(TASK DETAILS) Return all of the entries word for word, but omit the pictures they contain.

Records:

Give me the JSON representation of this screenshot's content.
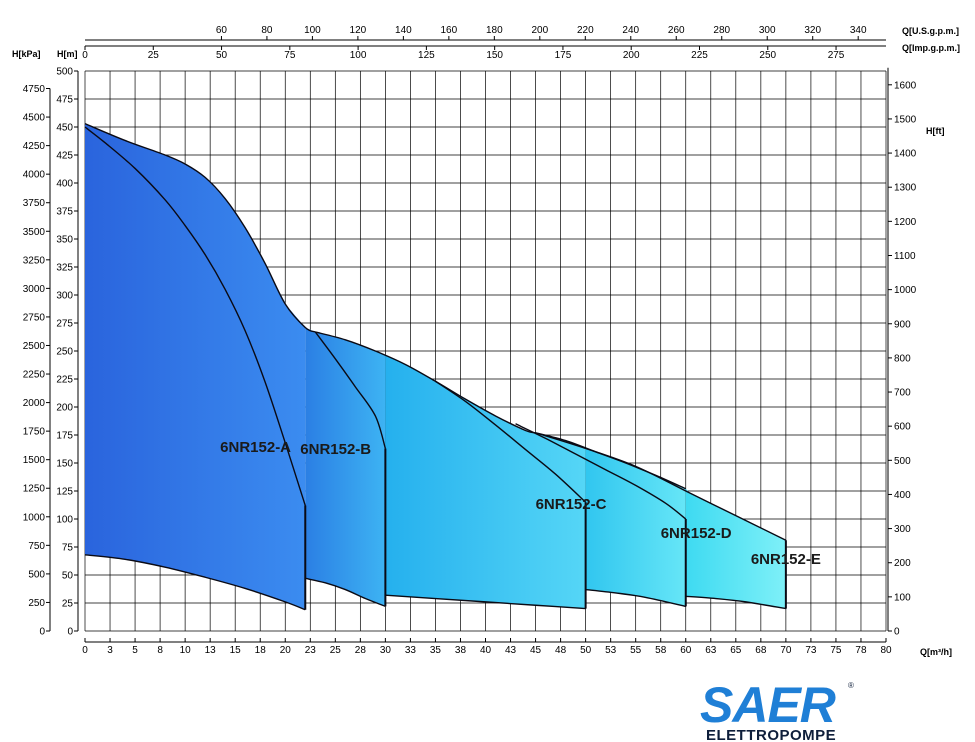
{
  "chart_data": {
    "type": "area",
    "axes": {
      "bottom": {
        "label": "Q[m³/h]",
        "range": [
          0,
          80
        ],
        "ticks": [
          "0",
          "3",
          "5",
          "8",
          "10",
          "13",
          "15",
          "18",
          "20",
          "23",
          "25",
          "28",
          "30",
          "33",
          "35",
          "38",
          "40",
          "43",
          "45",
          "48",
          "50",
          "53",
          "55",
          "58",
          "60",
          "63",
          "65",
          "68",
          "70",
          "73",
          "75",
          "78",
          "80"
        ]
      },
      "left_m": {
        "label": "H[m]",
        "range": [
          0,
          500
        ],
        "ticks": [
          "0",
          "25",
          "50",
          "75",
          "100",
          "125",
          "150",
          "175",
          "200",
          "225",
          "250",
          "275",
          "300",
          "325",
          "350",
          "375",
          "400",
          "425",
          "450",
          "475",
          "500"
        ]
      },
      "left_kpa": {
        "label": "H[kPa]",
        "ticks": [
          "0",
          "250",
          "500",
          "750",
          "1000",
          "1250",
          "1500",
          "1750",
          "2000",
          "2250",
          "2500",
          "2750",
          "3000",
          "3250",
          "3500",
          "3750",
          "4000",
          "4250",
          "4500",
          "4750"
        ]
      },
      "right_ft": {
        "label": "H[ft]",
        "ticks": [
          "0",
          "100",
          "200",
          "300",
          "400",
          "500",
          "600",
          "700",
          "800",
          "900",
          "1000",
          "1100",
          "1200",
          "1300",
          "1400",
          "1500",
          "1600"
        ]
      },
      "top_us": {
        "label": "Q[U.S.g.p.m.]",
        "ticks": [
          "60",
          "80",
          "100",
          "120",
          "140",
          "160",
          "180",
          "200",
          "220",
          "240",
          "260",
          "280",
          "300",
          "320",
          "340"
        ]
      },
      "top_imp": {
        "label": "Q[Imp.g.p.m.]",
        "ticks": [
          "0",
          "25",
          "50",
          "75",
          "100",
          "125",
          "150",
          "175",
          "200",
          "225",
          "250",
          "275"
        ]
      }
    },
    "grid": true,
    "series": [
      {
        "name": "6NR152-A",
        "color": "#2a6fe0",
        "upper": [
          [
            0,
            450
          ],
          [
            2,
            436
          ],
          [
            5,
            413
          ],
          [
            8,
            385
          ],
          [
            10,
            362
          ],
          [
            12,
            336
          ],
          [
            14,
            305
          ],
          [
            16,
            268
          ],
          [
            18,
            222
          ],
          [
            20,
            168
          ],
          [
            22,
            112
          ]
        ],
        "lower": [
          [
            0,
            68
          ],
          [
            4,
            64
          ],
          [
            8,
            57
          ],
          [
            12,
            48
          ],
          [
            16,
            38
          ],
          [
            20,
            26
          ],
          [
            22,
            19
          ]
        ]
      },
      {
        "name": "6NR152-B",
        "color": "#2e8ee6",
        "upper": [
          [
            0,
            453
          ],
          [
            4,
            438
          ],
          [
            8,
            425
          ],
          [
            10,
            417
          ],
          [
            12,
            405
          ],
          [
            14,
            386
          ],
          [
            16,
            360
          ],
          [
            18,
            328
          ],
          [
            20,
            292
          ],
          [
            22,
            271
          ],
          [
            23,
            267
          ]
        ],
        "lower": [
          [
            22,
            47
          ],
          [
            24,
            43
          ],
          [
            26,
            37
          ],
          [
            28,
            29
          ],
          [
            30,
            22
          ]
        ],
        "right": [
          [
            23,
            267
          ],
          [
            25,
            243
          ],
          [
            27,
            218
          ],
          [
            29,
            192
          ],
          [
            30,
            163
          ]
        ]
      },
      {
        "name": "6NR152-C",
        "color": "#2cb4ee",
        "upper": [
          [
            23,
            267
          ],
          [
            26,
            260
          ],
          [
            29,
            250
          ],
          [
            32,
            238
          ],
          [
            35,
            223
          ],
          [
            38,
            207
          ],
          [
            41,
            192
          ],
          [
            44,
            179
          ],
          [
            45,
            177
          ]
        ],
        "lower": [
          [
            30,
            32
          ],
          [
            35,
            29
          ],
          [
            40,
            26
          ],
          [
            45,
            23
          ],
          [
            50,
            20
          ]
        ],
        "right": [
          [
            35,
            223
          ],
          [
            38,
            205
          ],
          [
            41,
            184
          ],
          [
            44,
            162
          ],
          [
            47,
            140
          ],
          [
            50,
            115
          ]
        ]
      },
      {
        "name": "6NR152-D",
        "color": "#36ccef",
        "upper": [
          [
            45,
            177
          ],
          [
            48,
            170
          ],
          [
            51,
            160
          ],
          [
            54,
            150
          ],
          [
            57,
            139
          ],
          [
            60,
            127
          ]
        ],
        "lower": [
          [
            50,
            37
          ],
          [
            53,
            34
          ],
          [
            56,
            30
          ],
          [
            60,
            22
          ]
        ],
        "right": [
          [
            43,
            185
          ],
          [
            46,
            172
          ],
          [
            49,
            158
          ],
          [
            52,
            144
          ],
          [
            55,
            130
          ],
          [
            58,
            114
          ],
          [
            60,
            100
          ]
        ]
      },
      {
        "name": "6NR152-E",
        "color": "#45e2f2",
        "upper": [
          [
            45,
            177
          ],
          [
            50,
            163
          ],
          [
            55,
            147
          ],
          [
            60,
            125
          ],
          [
            65,
            103
          ],
          [
            70,
            81
          ]
        ],
        "lower": [
          [
            60,
            31
          ],
          [
            63,
            29
          ],
          [
            66,
            26
          ],
          [
            70,
            20
          ]
        ]
      }
    ]
  },
  "logo": {
    "brand": "SAER",
    "sub": "ELETTROPOMPE",
    "mark": "®"
  }
}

(FULL RESPONSE)
Give me the JSON representation of this screenshot's content.
{
  "chart_data": {
    "type": "area",
    "axes": {
      "bottom": {
        "label": "Q[m³/h]",
        "range": [
          0,
          80
        ],
        "ticks": [
          "0",
          "3",
          "5",
          "8",
          "10",
          "13",
          "15",
          "18",
          "20",
          "23",
          "25",
          "28",
          "30",
          "33",
          "35",
          "38",
          "40",
          "43",
          "45",
          "48",
          "50",
          "53",
          "55",
          "58",
          "60",
          "63",
          "65",
          "68",
          "70",
          "73",
          "75",
          "78",
          "80"
        ]
      },
      "left_m": {
        "label": "H[m]",
        "range": [
          0,
          500
        ],
        "ticks": [
          "0",
          "25",
          "50",
          "75",
          "100",
          "125",
          "150",
          "175",
          "200",
          "225",
          "250",
          "275",
          "300",
          "325",
          "350",
          "375",
          "400",
          "425",
          "450",
          "475",
          "500"
        ]
      },
      "left_kpa": {
        "label": "H[kPa]",
        "ticks": [
          "0",
          "250",
          "500",
          "750",
          "1000",
          "1250",
          "1500",
          "1750",
          "2000",
          "2250",
          "2500",
          "2750",
          "3000",
          "3250",
          "3500",
          "3750",
          "4000",
          "4250",
          "4500",
          "4750"
        ]
      },
      "right_ft": {
        "label": "H[ft]",
        "ticks": [
          "0",
          "100",
          "200",
          "300",
          "400",
          "500",
          "600",
          "700",
          "800",
          "900",
          "1000",
          "1100",
          "1200",
          "1300",
          "1400",
          "1500",
          "1600"
        ]
      },
      "top_us": {
        "label": "Q[U.S.g.p.m.]",
        "ticks": [
          "60",
          "80",
          "100",
          "120",
          "140",
          "160",
          "180",
          "200",
          "220",
          "240",
          "260",
          "280",
          "300",
          "320",
          "340"
        ]
      },
      "top_imp": {
        "label": "Q[Imp.g.p.m.]",
        "ticks": [
          "0",
          "25",
          "50",
          "75",
          "100",
          "125",
          "150",
          "175",
          "200",
          "225",
          "250",
          "275"
        ]
      }
    },
    "grid": true,
    "series": [
      {
        "name": "6NR152-A",
        "color": "#2a6fe0",
        "upper": [
          [
            0,
            450
          ],
          [
            2,
            436
          ],
          [
            5,
            413
          ],
          [
            8,
            385
          ],
          [
            10,
            362
          ],
          [
            12,
            336
          ],
          [
            14,
            305
          ],
          [
            16,
            268
          ],
          [
            18,
            222
          ],
          [
            20,
            168
          ],
          [
            22,
            112
          ]
        ],
        "lower": [
          [
            0,
            68
          ],
          [
            4,
            64
          ],
          [
            8,
            57
          ],
          [
            12,
            48
          ],
          [
            16,
            38
          ],
          [
            20,
            26
          ],
          [
            22,
            19
          ]
        ]
      },
      {
        "name": "6NR152-B",
        "color": "#2e8ee6",
        "upper": [
          [
            0,
            453
          ],
          [
            4,
            438
          ],
          [
            8,
            425
          ],
          [
            10,
            417
          ],
          [
            12,
            405
          ],
          [
            14,
            386
          ],
          [
            16,
            360
          ],
          [
            18,
            328
          ],
          [
            20,
            292
          ],
          [
            22,
            271
          ],
          [
            23,
            267
          ]
        ],
        "lower": [
          [
            22,
            47
          ],
          [
            24,
            43
          ],
          [
            26,
            37
          ],
          [
            28,
            29
          ],
          [
            30,
            22
          ]
        ],
        "right": [
          [
            23,
            267
          ],
          [
            25,
            243
          ],
          [
            27,
            218
          ],
          [
            29,
            192
          ],
          [
            30,
            163
          ]
        ]
      },
      {
        "name": "6NR152-C",
        "color": "#2cb4ee",
        "upper": [
          [
            23,
            267
          ],
          [
            26,
            260
          ],
          [
            29,
            250
          ],
          [
            32,
            238
          ],
          [
            35,
            223
          ],
          [
            38,
            207
          ],
          [
            41,
            192
          ],
          [
            44,
            179
          ],
          [
            45,
            177
          ]
        ],
        "lower": [
          [
            30,
            32
          ],
          [
            35,
            29
          ],
          [
            40,
            26
          ],
          [
            45,
            23
          ],
          [
            50,
            20
          ]
        ],
        "right": [
          [
            35,
            223
          ],
          [
            38,
            205
          ],
          [
            41,
            184
          ],
          [
            44,
            162
          ],
          [
            47,
            140
          ],
          [
            50,
            115
          ]
        ]
      },
      {
        "name": "6NR152-D",
        "color": "#36ccef",
        "upper": [
          [
            45,
            177
          ],
          [
            48,
            170
          ],
          [
            51,
            160
          ],
          [
            54,
            150
          ],
          [
            57,
            139
          ],
          [
            60,
            127
          ]
        ],
        "lower": [
          [
            50,
            37
          ],
          [
            53,
            34
          ],
          [
            56,
            30
          ],
          [
            60,
            22
          ]
        ],
        "right": [
          [
            43,
            185
          ],
          [
            46,
            172
          ],
          [
            49,
            158
          ],
          [
            52,
            144
          ],
          [
            55,
            130
          ],
          [
            58,
            114
          ],
          [
            60,
            100
          ]
        ]
      },
      {
        "name": "6NR152-E",
        "color": "#45e2f2",
        "upper": [
          [
            45,
            177
          ],
          [
            50,
            163
          ],
          [
            55,
            147
          ],
          [
            60,
            125
          ],
          [
            65,
            103
          ],
          [
            70,
            81
          ]
        ],
        "lower": [
          [
            60,
            31
          ],
          [
            63,
            29
          ],
          [
            66,
            26
          ],
          [
            70,
            20
          ]
        ]
      }
    ]
  },
  "logo": {
    "brand": "SAER",
    "sub": "ELETTROPOMPE",
    "mark": "®"
  }
}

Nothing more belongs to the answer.